▶

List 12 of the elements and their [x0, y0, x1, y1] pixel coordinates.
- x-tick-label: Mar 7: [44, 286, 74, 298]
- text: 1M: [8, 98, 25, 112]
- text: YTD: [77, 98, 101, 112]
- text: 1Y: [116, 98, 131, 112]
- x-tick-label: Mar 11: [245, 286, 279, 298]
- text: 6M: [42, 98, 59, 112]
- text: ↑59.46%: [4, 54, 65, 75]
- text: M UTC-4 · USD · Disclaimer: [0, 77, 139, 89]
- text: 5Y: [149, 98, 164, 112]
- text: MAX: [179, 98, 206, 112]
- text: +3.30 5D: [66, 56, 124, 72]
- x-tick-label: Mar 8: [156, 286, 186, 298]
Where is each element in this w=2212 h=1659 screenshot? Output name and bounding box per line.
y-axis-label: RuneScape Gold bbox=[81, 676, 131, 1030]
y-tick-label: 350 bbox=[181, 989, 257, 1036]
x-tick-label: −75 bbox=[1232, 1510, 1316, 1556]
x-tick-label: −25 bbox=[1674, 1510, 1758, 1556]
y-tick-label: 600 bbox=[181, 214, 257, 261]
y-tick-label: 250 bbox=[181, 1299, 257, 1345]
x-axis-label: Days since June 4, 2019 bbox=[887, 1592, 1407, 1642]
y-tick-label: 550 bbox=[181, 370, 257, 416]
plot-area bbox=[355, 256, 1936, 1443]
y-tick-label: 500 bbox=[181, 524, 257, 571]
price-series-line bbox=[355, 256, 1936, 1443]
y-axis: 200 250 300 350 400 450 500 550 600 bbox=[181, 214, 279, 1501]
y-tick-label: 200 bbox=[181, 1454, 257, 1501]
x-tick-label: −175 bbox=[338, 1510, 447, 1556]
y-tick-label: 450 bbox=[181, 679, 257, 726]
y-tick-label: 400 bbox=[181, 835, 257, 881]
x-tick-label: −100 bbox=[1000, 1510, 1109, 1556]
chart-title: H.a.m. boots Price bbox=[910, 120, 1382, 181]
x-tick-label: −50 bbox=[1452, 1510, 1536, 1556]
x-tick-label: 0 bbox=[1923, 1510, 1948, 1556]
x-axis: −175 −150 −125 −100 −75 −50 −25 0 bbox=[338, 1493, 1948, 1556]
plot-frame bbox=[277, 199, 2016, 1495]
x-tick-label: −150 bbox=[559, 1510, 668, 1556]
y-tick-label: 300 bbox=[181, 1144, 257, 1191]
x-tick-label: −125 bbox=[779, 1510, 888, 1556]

◀

Rewrite the records above as a single numbered list with one line per item, skipping any blank lines.

1. List 12 of the elements and their [x0, y0, x1, y1] pixel coordinates.
2. - x-tick-label: Mar 7: [44, 286, 74, 298]
3. - text: 1M: [8, 98, 25, 112]
4. - text: YTD: [77, 98, 101, 112]
5. - text: 1Y: [116, 98, 131, 112]
6. - x-tick-label: Mar 11: [245, 286, 279, 298]
7. - text: 6M: [42, 98, 59, 112]
8. - text: ↑59.46%: [4, 54, 65, 75]
9. - text: M UTC-4 · USD · Disclaimer: [0, 77, 139, 89]
10. - text: 5Y: [149, 98, 164, 112]
11. - text: MAX: [179, 98, 206, 112]
12. - text: +3.30 5D: [66, 56, 124, 72]
13. - x-tick-label: Mar 8: [156, 286, 186, 298]
14. Where is each element in this w=2212 h=1659 screenshot? Output name and bounding box per line.
15. y-axis-label: RuneScape Gold bbox=[81, 676, 131, 1030]
16. y-tick-label: 350 bbox=[181, 989, 257, 1036]
17. x-tick-label: −75 bbox=[1232, 1510, 1316, 1556]
18. x-tick-label: −25 bbox=[1674, 1510, 1758, 1556]
19. y-tick-label: 600 bbox=[181, 214, 257, 261]
20. y-tick-label: 250 bbox=[181, 1299, 257, 1345]
21. x-axis-label: Days since June 4, 2019 bbox=[887, 1592, 1407, 1642]
22. y-tick-label: 550 bbox=[181, 370, 257, 416]
23. plot-area bbox=[355, 256, 1936, 1443]
24. y-tick-label: 500 bbox=[181, 524, 257, 571]
25. price-series-line bbox=[355, 256, 1936, 1443]
26. y-axis: 200 250 300 350 400 450 500 550 600 bbox=[181, 214, 279, 1501]
27. y-tick-label: 200 bbox=[181, 1454, 257, 1501]
28. x-tick-label: −175 bbox=[338, 1510, 447, 1556]
29. y-tick-label: 450 bbox=[181, 679, 257, 726]
30. y-tick-label: 400 bbox=[181, 835, 257, 881]
31. x-tick-label: −100 bbox=[1000, 1510, 1109, 1556]
32. chart-title: H.a.m. boots Price bbox=[910, 120, 1382, 181]
33. x-tick-label: −50 bbox=[1452, 1510, 1536, 1556]
34. x-tick-label: 0 bbox=[1923, 1510, 1948, 1556]
35. x-axis: −175 −150 −125 −100 −75 −50 −25 0 bbox=[338, 1493, 1948, 1556]
36. plot-frame bbox=[277, 199, 2016, 1495]
37. x-tick-label: −150 bbox=[559, 1510, 668, 1556]
38. y-tick-label: 300 bbox=[181, 1144, 257, 1191]
39. x-tick-label: −125 bbox=[779, 1510, 888, 1556]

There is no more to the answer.